Data provided:
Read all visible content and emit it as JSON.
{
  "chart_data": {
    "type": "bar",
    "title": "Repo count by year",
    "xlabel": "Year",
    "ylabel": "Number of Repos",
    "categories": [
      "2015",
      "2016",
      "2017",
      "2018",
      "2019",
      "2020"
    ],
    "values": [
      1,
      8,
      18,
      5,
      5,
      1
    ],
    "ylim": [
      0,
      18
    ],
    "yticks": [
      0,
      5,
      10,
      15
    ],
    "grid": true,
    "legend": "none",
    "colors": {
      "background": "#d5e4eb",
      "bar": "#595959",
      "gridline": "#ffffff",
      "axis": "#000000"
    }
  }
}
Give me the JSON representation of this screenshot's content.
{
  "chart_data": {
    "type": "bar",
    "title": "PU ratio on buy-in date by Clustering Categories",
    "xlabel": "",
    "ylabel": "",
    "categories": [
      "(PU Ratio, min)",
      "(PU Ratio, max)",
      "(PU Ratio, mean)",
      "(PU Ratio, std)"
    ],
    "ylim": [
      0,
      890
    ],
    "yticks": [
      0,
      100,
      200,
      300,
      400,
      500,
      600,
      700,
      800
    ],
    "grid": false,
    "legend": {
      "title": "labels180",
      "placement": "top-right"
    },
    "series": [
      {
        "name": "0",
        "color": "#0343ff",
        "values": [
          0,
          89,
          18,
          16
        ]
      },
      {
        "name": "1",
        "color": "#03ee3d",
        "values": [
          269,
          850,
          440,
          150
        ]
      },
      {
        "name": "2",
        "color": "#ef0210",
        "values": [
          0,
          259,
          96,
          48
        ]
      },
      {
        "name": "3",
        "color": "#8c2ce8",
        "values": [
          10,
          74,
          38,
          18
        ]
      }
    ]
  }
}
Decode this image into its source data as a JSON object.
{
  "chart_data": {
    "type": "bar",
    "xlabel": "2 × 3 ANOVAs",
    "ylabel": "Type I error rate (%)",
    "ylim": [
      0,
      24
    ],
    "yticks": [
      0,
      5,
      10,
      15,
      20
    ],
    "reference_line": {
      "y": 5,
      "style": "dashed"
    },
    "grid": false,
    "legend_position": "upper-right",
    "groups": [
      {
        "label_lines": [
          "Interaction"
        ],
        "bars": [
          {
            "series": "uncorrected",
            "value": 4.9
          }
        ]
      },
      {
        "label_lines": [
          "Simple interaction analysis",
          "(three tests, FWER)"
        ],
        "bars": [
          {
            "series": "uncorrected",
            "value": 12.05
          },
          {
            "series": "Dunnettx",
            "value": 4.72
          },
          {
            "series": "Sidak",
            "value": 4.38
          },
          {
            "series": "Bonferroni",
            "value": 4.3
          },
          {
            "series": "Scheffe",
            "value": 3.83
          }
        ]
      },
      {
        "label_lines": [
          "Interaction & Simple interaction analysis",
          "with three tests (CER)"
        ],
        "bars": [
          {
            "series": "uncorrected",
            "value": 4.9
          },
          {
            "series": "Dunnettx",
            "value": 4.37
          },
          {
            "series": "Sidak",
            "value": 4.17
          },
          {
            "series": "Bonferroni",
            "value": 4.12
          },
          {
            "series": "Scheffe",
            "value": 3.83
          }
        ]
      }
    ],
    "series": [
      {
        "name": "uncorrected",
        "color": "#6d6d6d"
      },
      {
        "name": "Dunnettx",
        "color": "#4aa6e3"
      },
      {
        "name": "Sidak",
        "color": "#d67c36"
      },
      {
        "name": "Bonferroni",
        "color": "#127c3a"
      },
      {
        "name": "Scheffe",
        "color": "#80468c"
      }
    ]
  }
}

Your instructions:
Reproduce the data in its entirety, matching each character.

Answer for the task:
Read all visible content and emit it as JSON.
{
  "chart_data": {
    "type": "bar",
    "title": "Repo count by year",
    "xlabel": "Year",
    "ylabel": "Number of Repos",
    "categories": [
      "2015",
      "2016",
      "2017",
      "2018",
      "2019",
      "2020"
    ],
    "values": [
      1,
      8,
      18,
      5,
      5,
      1
    ],
    "ylim": [
      0,
      18
    ],
    "yticks": [
      0,
      5,
      10,
      15
    ],
    "grid": true,
    "legend": "none",
    "colors": {
      "background": "#d5e4eb",
      "bar": "#595959",
      "gridline": "#ffffff",
      "axis": "#000000"
    }
  }
}
Give me the JSON representation of this screenshot's content.
{
  "chart_data": {
    "type": "bar",
    "title": "PU ratio on buy-in date by Clustering Categories",
    "xlabel": "",
    "ylabel": "",
    "categories": [
      "(PU Ratio, min)",
      "(PU Ratio, max)",
      "(PU Ratio, mean)",
      "(PU Ratio, std)"
    ],
    "ylim": [
      0,
      890
    ],
    "yticks": [
      0,
      100,
      200,
      300,
      400,
      500,
      600,
      700,
      800
    ],
    "grid": false,
    "legend": {
      "title": "labels180",
      "placement": "top-right"
    },
    "series": [
      {
        "name": "0",
        "color": "#0343ff",
        "values": [
          0,
          89,
          18,
          16
        ]
      },
      {
        "name": "1",
        "color": "#03ee3d",
        "values": [
          269,
          850,
          440,
          150
        ]
      },
      {
        "name": "2",
        "color": "#ef0210",
        "values": [
          0,
          259,
          96,
          48
        ]
      },
      {
        "name": "3",
        "color": "#8c2ce8",
        "values": [
          10,
          74,
          38,
          18
        ]
      }
    ]
  }
}
Decode this image into its source data as a JSON object.
{
  "chart_data": {
    "type": "bar",
    "xlabel": "2 × 3 ANOVAs",
    "ylabel": "Type I error rate (%)",
    "ylim": [
      0,
      24
    ],
    "yticks": [
      0,
      5,
      10,
      15,
      20
    ],
    "reference_line": {
      "y": 5,
      "style": "dashed"
    },
    "grid": false,
    "legend_position": "upper-right",
    "groups": [
      {
        "label_lines": [
          "Interaction"
        ],
        "bars": [
          {
            "series": "uncorrected",
            "value": 4.9
          }
        ]
      },
      {
        "label_lines": [
          "Simple interaction analysis",
          "(three tests, FWER)"
        ],
        "bars": [
          {
            "series": "uncorrected",
            "value": 12.05
          },
          {
            "series": "Dunnettx",
            "value": 4.72
          },
          {
            "series": "Sidak",
            "value": 4.38
          },
          {
            "series": "Bonferroni",
            "value": 4.3
          },
          {
            "series": "Scheffe",
            "value": 3.83
          }
        ]
      },
      {
        "label_lines": [
          "Interaction & Simple interaction analysis",
          "with three tests (CER)"
        ],
        "bars": [
          {
            "series": "uncorrected",
            "value": 4.9
          },
          {
            "series": "Dunnettx",
            "value": 4.37
          },
          {
            "series": "Sidak",
            "value": 4.17
          },
          {
            "series": "Bonferroni",
            "value": 4.12
          },
          {
            "series": "Scheffe",
            "value": 3.83
          }
        ]
      }
    ],
    "series": [
      {
        "name": "uncorrected",
        "color": "#6d6d6d"
      },
      {
        "name": "Dunnettx",
        "color": "#4aa6e3"
      },
      {
        "name": "Sidak",
        "color": "#d67c36"
      },
      {
        "name": "Bonferroni",
        "color": "#127c3a"
      },
      {
        "name": "Scheffe",
        "color": "#80468c"
      }
    ]
  }
}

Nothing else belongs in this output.